Objective
Locate each line containing the string "Airport" and copy it out.

Recorded data
**********

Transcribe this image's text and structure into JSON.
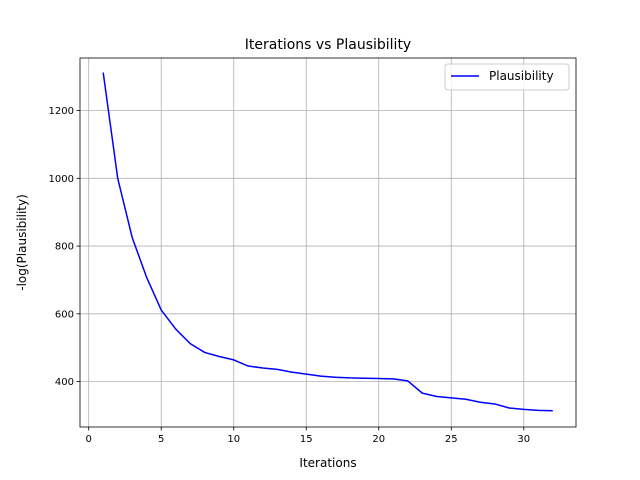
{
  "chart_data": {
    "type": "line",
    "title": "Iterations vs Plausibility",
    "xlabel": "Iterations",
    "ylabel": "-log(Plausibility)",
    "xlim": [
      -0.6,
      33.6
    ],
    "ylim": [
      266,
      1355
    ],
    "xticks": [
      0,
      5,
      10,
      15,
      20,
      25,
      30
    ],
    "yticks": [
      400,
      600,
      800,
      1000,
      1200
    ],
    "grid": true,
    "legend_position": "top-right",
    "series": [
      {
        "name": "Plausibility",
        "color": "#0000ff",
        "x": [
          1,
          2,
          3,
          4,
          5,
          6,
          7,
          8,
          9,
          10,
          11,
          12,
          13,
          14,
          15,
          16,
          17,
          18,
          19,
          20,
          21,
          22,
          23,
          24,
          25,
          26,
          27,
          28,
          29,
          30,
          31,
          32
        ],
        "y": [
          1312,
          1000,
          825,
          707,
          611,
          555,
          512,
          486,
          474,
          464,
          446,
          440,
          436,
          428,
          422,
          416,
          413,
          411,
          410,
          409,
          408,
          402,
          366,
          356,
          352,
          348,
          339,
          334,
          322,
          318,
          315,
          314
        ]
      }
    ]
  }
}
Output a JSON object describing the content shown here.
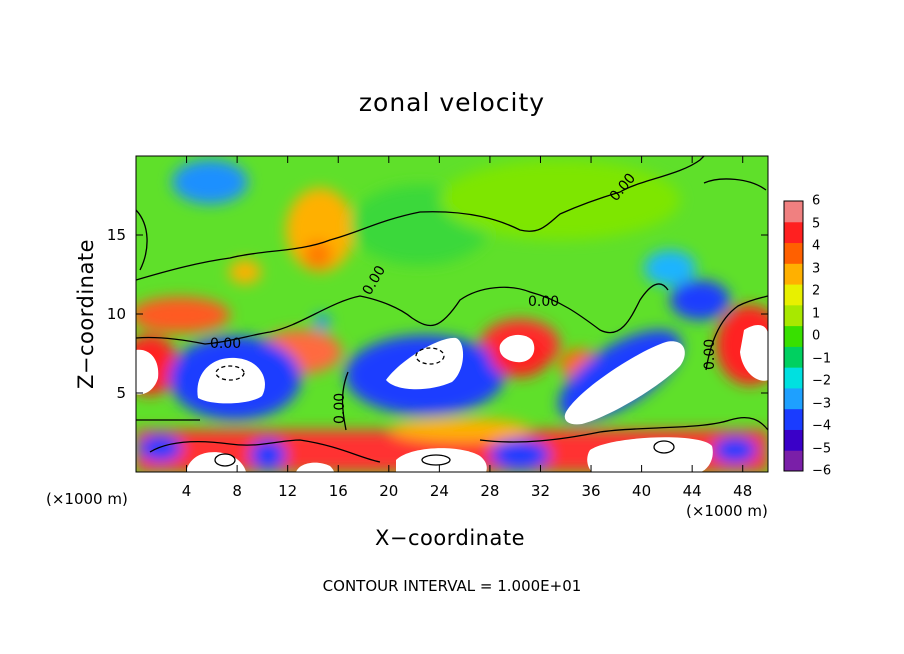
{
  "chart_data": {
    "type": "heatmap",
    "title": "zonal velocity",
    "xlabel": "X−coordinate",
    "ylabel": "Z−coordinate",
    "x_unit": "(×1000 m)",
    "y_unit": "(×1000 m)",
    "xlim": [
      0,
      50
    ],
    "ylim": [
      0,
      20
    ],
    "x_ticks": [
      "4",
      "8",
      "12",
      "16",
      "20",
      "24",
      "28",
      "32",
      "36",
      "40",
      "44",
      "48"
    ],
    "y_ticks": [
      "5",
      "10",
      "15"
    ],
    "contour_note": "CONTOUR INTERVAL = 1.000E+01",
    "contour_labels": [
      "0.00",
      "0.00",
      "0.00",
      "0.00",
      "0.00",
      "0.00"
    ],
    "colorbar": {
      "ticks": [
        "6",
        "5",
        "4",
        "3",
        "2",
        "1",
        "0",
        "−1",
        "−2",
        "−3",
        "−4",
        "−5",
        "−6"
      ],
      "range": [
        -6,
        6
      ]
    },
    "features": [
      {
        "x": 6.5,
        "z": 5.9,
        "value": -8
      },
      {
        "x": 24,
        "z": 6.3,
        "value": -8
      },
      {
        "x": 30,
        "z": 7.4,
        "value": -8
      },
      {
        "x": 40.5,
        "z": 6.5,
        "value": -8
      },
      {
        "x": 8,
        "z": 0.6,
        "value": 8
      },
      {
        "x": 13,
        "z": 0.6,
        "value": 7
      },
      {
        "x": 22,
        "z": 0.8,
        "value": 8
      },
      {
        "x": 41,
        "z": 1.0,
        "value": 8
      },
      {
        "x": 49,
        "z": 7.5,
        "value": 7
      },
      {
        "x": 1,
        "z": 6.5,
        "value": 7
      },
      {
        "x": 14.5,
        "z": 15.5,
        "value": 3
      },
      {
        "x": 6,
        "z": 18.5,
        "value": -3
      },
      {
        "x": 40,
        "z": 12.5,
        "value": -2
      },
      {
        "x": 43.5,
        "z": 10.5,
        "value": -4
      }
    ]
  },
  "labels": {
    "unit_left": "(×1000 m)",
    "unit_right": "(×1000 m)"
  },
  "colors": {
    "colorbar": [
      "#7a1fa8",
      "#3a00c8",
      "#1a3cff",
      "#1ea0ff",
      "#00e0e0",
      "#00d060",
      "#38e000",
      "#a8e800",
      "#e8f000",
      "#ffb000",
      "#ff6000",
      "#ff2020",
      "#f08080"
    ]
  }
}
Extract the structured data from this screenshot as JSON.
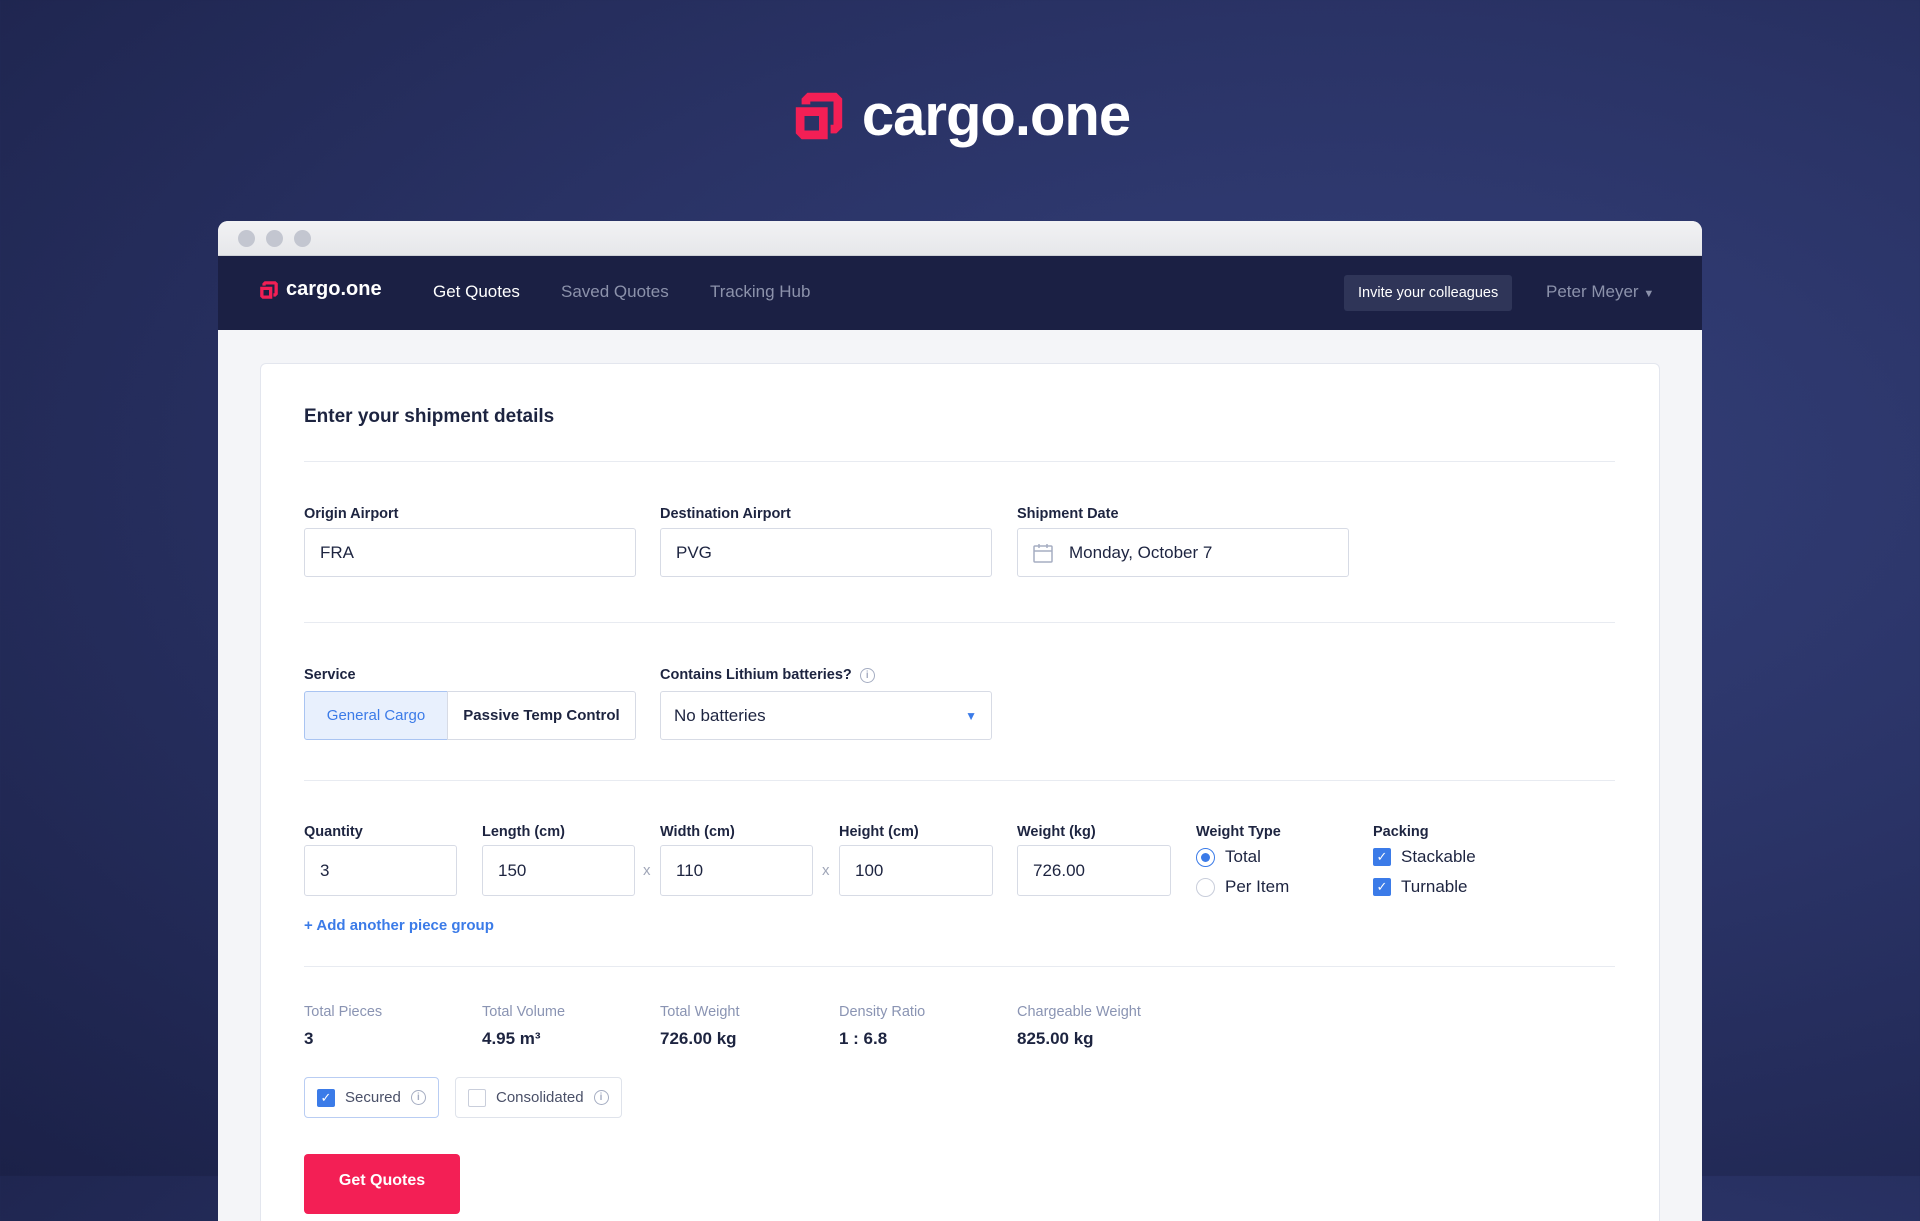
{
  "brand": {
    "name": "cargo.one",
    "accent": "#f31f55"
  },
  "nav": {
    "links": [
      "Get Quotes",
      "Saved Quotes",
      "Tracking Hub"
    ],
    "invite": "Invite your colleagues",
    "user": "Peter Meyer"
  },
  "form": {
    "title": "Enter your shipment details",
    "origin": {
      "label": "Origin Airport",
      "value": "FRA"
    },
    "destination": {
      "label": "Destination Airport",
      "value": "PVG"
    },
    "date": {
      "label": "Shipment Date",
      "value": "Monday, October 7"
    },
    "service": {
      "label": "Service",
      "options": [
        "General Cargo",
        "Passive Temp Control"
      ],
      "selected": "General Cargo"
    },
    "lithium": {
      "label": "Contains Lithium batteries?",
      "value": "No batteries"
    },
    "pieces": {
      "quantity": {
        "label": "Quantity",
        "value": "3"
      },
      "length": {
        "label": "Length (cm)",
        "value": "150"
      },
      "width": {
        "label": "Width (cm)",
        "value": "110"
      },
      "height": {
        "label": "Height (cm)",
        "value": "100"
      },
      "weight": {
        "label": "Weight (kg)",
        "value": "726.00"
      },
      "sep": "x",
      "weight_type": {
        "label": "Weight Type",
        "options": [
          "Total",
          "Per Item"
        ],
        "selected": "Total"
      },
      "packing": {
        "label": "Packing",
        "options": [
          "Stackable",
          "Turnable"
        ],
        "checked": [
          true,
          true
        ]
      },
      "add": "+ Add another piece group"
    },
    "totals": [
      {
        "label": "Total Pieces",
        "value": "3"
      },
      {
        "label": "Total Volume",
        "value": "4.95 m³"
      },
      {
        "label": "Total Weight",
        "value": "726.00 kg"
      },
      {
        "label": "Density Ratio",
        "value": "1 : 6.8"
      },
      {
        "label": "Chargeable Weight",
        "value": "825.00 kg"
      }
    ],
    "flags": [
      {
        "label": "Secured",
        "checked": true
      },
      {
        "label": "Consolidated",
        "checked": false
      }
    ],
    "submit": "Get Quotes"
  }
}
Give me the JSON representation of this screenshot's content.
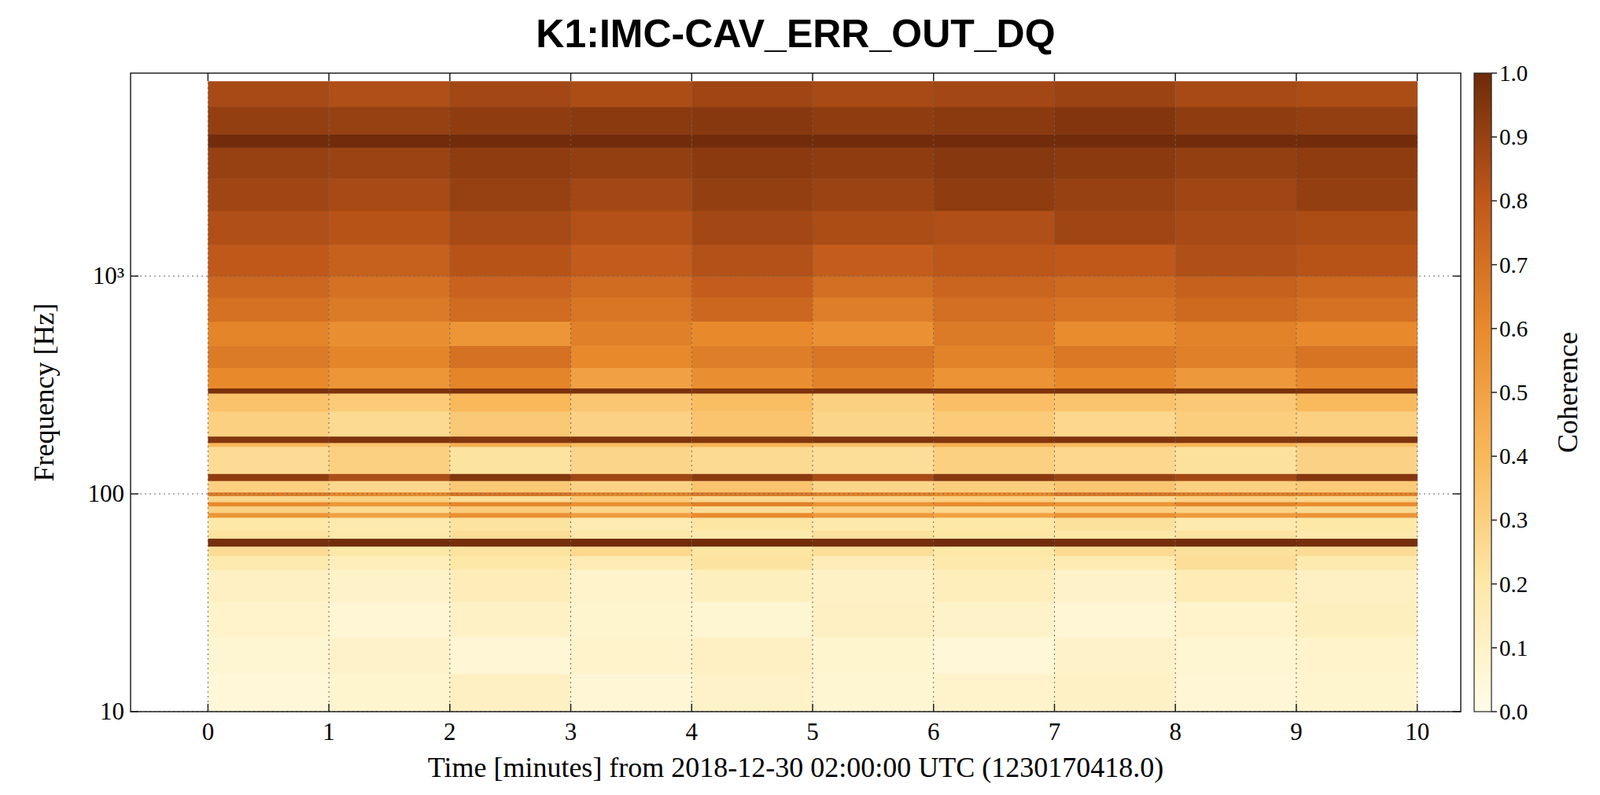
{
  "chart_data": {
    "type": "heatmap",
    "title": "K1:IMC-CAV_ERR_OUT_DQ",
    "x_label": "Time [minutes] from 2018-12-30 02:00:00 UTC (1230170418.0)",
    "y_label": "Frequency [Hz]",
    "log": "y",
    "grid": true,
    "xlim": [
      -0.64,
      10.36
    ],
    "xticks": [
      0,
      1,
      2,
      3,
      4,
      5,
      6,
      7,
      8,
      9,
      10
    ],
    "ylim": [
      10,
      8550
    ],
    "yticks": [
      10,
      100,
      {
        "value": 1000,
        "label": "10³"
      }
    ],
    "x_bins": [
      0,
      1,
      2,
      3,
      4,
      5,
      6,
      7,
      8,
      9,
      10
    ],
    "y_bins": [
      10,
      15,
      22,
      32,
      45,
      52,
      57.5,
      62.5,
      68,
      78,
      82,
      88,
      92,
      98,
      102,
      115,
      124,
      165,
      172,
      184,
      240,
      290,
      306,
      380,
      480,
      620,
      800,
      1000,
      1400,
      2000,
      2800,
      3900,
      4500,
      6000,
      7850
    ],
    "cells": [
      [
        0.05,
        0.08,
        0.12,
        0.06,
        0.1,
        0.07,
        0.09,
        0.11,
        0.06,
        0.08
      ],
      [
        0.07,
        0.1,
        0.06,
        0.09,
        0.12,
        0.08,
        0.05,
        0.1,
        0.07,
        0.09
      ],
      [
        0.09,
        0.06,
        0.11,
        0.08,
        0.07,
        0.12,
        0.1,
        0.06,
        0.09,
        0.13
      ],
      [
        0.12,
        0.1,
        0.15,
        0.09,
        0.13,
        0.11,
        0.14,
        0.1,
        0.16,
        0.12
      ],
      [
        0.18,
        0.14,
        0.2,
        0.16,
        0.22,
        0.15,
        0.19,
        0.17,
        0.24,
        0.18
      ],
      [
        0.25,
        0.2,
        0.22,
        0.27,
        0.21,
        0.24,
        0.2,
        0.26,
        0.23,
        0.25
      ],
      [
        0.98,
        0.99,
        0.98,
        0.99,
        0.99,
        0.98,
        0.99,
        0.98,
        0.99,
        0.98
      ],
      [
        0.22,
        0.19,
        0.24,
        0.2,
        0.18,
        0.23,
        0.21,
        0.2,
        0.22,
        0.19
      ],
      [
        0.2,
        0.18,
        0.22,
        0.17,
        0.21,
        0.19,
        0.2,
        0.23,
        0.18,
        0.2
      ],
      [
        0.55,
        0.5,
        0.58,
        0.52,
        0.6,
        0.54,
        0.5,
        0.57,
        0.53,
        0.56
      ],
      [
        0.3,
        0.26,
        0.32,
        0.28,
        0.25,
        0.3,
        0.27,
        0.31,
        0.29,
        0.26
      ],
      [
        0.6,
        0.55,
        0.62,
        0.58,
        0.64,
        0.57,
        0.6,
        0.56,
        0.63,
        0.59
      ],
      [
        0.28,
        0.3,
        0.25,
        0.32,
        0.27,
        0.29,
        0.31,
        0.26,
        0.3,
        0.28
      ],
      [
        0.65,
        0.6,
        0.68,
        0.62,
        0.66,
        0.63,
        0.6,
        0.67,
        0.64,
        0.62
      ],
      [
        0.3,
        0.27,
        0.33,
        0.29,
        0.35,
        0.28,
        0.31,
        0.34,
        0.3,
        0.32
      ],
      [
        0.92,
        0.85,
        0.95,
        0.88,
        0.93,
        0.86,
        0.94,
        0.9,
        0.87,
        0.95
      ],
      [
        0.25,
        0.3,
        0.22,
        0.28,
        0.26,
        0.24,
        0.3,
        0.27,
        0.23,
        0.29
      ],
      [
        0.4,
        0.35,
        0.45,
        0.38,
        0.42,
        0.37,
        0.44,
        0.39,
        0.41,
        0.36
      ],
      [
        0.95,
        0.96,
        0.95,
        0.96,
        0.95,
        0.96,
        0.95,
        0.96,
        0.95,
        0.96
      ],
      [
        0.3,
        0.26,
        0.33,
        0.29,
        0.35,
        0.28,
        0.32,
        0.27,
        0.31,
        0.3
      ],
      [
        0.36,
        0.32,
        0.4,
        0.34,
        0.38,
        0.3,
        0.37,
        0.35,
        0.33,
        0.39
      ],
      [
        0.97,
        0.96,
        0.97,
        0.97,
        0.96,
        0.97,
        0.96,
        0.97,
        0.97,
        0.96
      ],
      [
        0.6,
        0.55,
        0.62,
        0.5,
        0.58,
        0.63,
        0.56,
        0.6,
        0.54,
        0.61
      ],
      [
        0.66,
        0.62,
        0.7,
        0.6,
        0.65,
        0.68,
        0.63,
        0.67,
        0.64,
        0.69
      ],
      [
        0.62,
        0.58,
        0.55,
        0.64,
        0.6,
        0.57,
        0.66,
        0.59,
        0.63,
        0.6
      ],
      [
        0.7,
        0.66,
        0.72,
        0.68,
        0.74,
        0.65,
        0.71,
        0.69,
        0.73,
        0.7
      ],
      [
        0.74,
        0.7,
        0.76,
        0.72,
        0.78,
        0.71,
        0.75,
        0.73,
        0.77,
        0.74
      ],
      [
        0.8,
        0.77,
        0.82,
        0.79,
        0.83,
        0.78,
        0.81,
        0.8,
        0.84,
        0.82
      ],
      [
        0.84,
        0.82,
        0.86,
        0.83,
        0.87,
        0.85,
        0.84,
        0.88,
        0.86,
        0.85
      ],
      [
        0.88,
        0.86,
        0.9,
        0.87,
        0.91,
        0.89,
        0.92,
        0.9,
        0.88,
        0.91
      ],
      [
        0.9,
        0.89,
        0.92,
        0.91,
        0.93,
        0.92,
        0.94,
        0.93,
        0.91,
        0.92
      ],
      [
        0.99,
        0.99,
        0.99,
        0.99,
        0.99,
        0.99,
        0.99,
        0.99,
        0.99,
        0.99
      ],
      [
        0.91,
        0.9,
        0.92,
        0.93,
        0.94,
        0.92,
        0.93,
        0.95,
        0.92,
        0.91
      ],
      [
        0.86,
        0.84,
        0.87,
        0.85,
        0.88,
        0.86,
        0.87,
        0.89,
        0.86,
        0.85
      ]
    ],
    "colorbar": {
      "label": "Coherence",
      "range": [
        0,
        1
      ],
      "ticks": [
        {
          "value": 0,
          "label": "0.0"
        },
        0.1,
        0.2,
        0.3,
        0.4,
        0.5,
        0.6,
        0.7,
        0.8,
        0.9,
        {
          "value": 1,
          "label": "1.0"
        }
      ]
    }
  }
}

**********

Exercise answer
      "label": "Origin Airport",
      "label": "Destination Airport",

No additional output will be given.